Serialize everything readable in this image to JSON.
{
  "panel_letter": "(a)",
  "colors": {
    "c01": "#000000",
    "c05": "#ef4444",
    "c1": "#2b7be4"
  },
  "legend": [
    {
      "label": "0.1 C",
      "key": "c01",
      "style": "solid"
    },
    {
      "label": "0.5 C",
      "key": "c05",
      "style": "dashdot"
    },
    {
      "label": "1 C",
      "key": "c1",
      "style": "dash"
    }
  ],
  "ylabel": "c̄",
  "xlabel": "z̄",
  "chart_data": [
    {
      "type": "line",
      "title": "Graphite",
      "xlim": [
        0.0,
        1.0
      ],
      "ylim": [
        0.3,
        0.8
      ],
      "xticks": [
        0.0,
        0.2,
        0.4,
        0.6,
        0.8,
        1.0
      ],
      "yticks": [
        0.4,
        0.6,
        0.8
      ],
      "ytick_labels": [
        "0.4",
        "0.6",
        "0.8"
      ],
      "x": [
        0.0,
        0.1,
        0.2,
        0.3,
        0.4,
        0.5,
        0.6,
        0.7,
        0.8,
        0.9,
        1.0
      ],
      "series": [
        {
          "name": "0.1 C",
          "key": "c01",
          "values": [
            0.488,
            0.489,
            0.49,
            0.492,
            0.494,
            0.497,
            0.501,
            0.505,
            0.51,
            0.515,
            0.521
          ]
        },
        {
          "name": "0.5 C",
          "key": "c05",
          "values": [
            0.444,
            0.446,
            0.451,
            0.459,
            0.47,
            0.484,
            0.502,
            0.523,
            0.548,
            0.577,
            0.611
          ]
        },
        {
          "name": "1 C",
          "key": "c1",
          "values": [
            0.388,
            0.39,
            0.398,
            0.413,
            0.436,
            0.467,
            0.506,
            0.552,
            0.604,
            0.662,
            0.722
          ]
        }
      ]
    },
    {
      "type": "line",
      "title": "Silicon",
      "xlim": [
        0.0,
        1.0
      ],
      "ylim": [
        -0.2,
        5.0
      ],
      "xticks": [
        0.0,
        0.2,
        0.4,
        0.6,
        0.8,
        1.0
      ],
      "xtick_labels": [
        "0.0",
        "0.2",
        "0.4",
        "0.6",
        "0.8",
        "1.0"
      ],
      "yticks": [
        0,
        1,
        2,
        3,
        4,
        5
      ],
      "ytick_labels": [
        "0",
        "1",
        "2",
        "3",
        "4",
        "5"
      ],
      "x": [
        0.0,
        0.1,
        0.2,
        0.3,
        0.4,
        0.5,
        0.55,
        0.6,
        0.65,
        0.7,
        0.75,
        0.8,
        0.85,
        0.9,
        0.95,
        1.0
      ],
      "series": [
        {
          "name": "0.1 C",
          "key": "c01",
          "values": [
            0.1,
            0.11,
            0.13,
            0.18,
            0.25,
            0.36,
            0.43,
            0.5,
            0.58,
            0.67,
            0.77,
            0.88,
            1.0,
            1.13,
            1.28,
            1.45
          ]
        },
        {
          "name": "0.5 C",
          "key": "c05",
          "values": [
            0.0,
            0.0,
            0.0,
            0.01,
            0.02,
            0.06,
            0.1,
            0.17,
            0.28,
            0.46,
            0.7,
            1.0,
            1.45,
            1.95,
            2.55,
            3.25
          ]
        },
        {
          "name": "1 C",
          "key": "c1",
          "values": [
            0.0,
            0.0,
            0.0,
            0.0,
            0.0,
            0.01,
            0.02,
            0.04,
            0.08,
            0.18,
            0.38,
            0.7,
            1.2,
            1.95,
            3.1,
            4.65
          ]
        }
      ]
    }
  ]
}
######
Objective - Every record shown above should be written out again exactly.

Result for this exercise -
Serialize everything readable in this image to JSON.
{
  "panel_letter": "(a)",
  "colors": {
    "c01": "#000000",
    "c05": "#ef4444",
    "c1": "#2b7be4"
  },
  "legend": [
    {
      "label": "0.1 C",
      "key": "c01",
      "style": "solid"
    },
    {
      "label": "0.5 C",
      "key": "c05",
      "style": "dashdot"
    },
    {
      "label": "1 C",
      "key": "c1",
      "style": "dash"
    }
  ],
  "ylabel": "c̄",
  "xlabel": "z̄",
  "chart_data": [
    {
      "type": "line",
      "title": "Graphite",
      "xlim": [
        0.0,
        1.0
      ],
      "ylim": [
        0.3,
        0.8
      ],
      "xticks": [
        0.0,
        0.2,
        0.4,
        0.6,
        0.8,
        1.0
      ],
      "yticks": [
        0.4,
        0.6,
        0.8
      ],
      "ytick_labels": [
        "0.4",
        "0.6",
        "0.8"
      ],
      "x": [
        0.0,
        0.1,
        0.2,
        0.3,
        0.4,
        0.5,
        0.6,
        0.7,
        0.8,
        0.9,
        1.0
      ],
      "series": [
        {
          "name": "0.1 C",
          "key": "c01",
          "values": [
            0.488,
            0.489,
            0.49,
            0.492,
            0.494,
            0.497,
            0.501,
            0.505,
            0.51,
            0.515,
            0.521
          ]
        },
        {
          "name": "0.5 C",
          "key": "c05",
          "values": [
            0.444,
            0.446,
            0.451,
            0.459,
            0.47,
            0.484,
            0.502,
            0.523,
            0.548,
            0.577,
            0.611
          ]
        },
        {
          "name": "1 C",
          "key": "c1",
          "values": [
            0.388,
            0.39,
            0.398,
            0.413,
            0.436,
            0.467,
            0.506,
            0.552,
            0.604,
            0.662,
            0.722
          ]
        }
      ]
    },
    {
      "type": "line",
      "title": "Silicon",
      "xlim": [
        0.0,
        1.0
      ],
      "ylim": [
        -0.2,
        5.0
      ],
      "xticks": [
        0.0,
        0.2,
        0.4,
        0.6,
        0.8,
        1.0
      ],
      "xtick_labels": [
        "0.0",
        "0.2",
        "0.4",
        "0.6",
        "0.8",
        "1.0"
      ],
      "yticks": [
        0,
        1,
        2,
        3,
        4,
        5
      ],
      "ytick_labels": [
        "0",
        "1",
        "2",
        "3",
        "4",
        "5"
      ],
      "x": [
        0.0,
        0.1,
        0.2,
        0.3,
        0.4,
        0.5,
        0.55,
        0.6,
        0.65,
        0.7,
        0.75,
        0.8,
        0.85,
        0.9,
        0.95,
        1.0
      ],
      "series": [
        {
          "name": "0.1 C",
          "key": "c01",
          "values": [
            0.1,
            0.11,
            0.13,
            0.18,
            0.25,
            0.36,
            0.43,
            0.5,
            0.58,
            0.67,
            0.77,
            0.88,
            1.0,
            1.13,
            1.28,
            1.45
          ]
        },
        {
          "name": "0.5 C",
          "key": "c05",
          "values": [
            0.0,
            0.0,
            0.0,
            0.01,
            0.02,
            0.06,
            0.1,
            0.17,
            0.28,
            0.46,
            0.7,
            1.0,
            1.45,
            1.95,
            2.55,
            3.25
          ]
        },
        {
          "name": "1 C",
          "key": "c1",
          "values": [
            0.0,
            0.0,
            0.0,
            0.0,
            0.0,
            0.01,
            0.02,
            0.04,
            0.08,
            0.18,
            0.38,
            0.7,
            1.2,
            1.95,
            3.1,
            4.65
          ]
        }
      ]
    }
  ]
}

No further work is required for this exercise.